____ Entries shown

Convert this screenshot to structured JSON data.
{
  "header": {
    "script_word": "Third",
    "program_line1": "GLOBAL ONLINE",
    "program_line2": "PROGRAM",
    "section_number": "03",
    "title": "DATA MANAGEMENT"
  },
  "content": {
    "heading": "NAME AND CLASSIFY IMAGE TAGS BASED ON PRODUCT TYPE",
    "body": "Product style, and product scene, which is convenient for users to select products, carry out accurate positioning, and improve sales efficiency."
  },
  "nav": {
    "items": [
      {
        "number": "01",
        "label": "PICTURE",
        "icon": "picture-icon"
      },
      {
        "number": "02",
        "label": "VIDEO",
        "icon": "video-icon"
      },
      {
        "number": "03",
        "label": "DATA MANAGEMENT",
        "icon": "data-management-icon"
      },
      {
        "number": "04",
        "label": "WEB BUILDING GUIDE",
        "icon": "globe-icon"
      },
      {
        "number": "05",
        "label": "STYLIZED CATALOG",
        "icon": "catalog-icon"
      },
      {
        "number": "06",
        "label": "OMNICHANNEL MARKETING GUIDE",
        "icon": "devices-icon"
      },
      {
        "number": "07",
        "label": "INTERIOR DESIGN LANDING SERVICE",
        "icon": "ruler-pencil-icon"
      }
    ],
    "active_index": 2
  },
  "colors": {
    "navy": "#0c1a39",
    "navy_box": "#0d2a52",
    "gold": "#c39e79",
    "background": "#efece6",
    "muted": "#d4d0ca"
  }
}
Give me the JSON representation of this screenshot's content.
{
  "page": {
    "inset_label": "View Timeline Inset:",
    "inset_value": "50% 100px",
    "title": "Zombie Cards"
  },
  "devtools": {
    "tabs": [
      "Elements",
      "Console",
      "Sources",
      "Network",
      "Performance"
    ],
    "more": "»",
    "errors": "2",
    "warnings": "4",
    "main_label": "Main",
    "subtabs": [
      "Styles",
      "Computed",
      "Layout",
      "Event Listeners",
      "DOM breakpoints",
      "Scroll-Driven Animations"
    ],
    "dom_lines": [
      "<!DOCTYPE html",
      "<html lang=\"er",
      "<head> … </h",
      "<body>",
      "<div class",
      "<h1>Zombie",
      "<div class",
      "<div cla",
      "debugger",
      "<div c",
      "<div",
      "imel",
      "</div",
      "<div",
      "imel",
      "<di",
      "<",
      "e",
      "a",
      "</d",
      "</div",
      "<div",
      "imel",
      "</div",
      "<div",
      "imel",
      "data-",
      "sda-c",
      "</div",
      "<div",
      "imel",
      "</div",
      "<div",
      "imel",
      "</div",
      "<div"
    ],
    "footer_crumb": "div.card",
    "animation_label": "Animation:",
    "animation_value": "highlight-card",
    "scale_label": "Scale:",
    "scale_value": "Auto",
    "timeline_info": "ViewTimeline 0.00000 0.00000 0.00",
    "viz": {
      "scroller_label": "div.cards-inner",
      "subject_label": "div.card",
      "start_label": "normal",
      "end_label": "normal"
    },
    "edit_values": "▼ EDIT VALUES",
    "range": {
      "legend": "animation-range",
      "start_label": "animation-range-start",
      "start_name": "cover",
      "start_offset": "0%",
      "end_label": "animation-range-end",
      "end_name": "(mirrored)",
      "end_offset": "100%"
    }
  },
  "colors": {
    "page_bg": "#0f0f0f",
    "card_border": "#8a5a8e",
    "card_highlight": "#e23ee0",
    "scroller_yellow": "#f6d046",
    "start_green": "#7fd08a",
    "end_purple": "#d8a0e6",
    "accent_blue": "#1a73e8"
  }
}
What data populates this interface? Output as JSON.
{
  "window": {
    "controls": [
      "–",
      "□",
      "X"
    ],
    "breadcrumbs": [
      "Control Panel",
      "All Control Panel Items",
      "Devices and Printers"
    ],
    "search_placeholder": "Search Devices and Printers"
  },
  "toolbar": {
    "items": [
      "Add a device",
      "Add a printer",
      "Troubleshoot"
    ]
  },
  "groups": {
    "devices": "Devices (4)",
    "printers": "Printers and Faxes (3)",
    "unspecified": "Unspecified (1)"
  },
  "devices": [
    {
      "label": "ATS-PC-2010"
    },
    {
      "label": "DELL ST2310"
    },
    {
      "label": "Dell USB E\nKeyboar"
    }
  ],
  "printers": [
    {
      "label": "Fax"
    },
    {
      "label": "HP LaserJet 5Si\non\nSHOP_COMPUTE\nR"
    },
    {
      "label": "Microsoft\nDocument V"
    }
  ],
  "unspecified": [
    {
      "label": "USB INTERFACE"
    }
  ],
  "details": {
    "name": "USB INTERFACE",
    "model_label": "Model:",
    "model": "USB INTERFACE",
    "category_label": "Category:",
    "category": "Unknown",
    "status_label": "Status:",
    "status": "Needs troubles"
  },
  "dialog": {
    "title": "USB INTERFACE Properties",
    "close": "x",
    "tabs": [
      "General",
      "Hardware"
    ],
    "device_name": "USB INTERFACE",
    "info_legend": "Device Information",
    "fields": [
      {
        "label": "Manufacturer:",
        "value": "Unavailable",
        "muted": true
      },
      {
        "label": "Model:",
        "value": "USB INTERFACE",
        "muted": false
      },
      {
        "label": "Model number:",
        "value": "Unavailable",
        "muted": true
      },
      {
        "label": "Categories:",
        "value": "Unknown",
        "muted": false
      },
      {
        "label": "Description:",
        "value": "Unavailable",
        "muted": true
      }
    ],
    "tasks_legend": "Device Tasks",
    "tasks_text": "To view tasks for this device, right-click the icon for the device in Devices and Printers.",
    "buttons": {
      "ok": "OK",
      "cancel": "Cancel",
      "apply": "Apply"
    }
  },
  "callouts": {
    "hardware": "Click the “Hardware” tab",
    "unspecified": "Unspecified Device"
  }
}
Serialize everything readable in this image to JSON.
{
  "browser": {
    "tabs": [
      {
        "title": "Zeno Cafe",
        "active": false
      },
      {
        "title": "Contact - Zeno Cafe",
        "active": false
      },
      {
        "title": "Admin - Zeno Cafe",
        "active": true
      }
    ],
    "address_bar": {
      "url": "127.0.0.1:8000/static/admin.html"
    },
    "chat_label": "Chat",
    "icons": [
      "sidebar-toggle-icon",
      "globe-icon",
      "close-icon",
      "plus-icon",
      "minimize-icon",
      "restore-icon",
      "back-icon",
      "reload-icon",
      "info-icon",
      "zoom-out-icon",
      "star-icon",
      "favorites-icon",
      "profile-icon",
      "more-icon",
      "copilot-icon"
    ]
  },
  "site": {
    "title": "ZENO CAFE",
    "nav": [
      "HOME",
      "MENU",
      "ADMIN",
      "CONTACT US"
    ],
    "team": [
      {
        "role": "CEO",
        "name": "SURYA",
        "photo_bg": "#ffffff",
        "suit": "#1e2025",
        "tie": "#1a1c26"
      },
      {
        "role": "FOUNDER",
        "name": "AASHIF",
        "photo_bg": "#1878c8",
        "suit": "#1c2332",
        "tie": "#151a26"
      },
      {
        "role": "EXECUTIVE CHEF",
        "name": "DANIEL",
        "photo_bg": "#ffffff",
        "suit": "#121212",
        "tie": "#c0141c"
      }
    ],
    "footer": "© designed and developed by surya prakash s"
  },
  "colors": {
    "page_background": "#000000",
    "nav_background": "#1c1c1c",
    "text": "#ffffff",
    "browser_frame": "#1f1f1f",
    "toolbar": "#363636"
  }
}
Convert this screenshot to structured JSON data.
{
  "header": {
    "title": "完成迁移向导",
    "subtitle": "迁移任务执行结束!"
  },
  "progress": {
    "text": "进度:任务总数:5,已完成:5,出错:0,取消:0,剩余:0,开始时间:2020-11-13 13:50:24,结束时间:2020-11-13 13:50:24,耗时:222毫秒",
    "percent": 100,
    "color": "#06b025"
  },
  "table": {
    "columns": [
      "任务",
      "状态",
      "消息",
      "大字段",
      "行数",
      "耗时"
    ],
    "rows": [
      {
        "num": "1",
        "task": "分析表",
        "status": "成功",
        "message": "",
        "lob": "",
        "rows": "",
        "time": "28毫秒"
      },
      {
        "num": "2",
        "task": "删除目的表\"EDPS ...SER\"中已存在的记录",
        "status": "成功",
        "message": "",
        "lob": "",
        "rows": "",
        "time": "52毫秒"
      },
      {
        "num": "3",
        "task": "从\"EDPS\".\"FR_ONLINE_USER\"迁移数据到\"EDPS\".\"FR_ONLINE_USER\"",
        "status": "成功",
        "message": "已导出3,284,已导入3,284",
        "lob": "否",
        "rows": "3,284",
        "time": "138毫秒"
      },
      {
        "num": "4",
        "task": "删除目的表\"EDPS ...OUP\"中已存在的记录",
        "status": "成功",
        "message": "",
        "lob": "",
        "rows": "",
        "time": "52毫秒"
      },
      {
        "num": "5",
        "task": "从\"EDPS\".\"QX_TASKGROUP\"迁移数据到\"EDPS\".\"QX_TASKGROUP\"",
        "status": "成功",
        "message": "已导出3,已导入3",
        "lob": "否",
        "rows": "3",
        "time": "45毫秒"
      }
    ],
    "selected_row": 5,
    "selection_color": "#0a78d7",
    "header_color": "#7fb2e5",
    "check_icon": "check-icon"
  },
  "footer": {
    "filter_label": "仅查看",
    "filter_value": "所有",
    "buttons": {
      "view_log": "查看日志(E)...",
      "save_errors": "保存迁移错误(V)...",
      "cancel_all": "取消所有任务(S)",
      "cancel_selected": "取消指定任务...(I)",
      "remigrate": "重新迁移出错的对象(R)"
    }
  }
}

________

Copy every line of the listing that includes the string "suit".

**Task solution**
        "suit": "#1e2025",
        "suit": "#1c2332",
        "suit": "#121212",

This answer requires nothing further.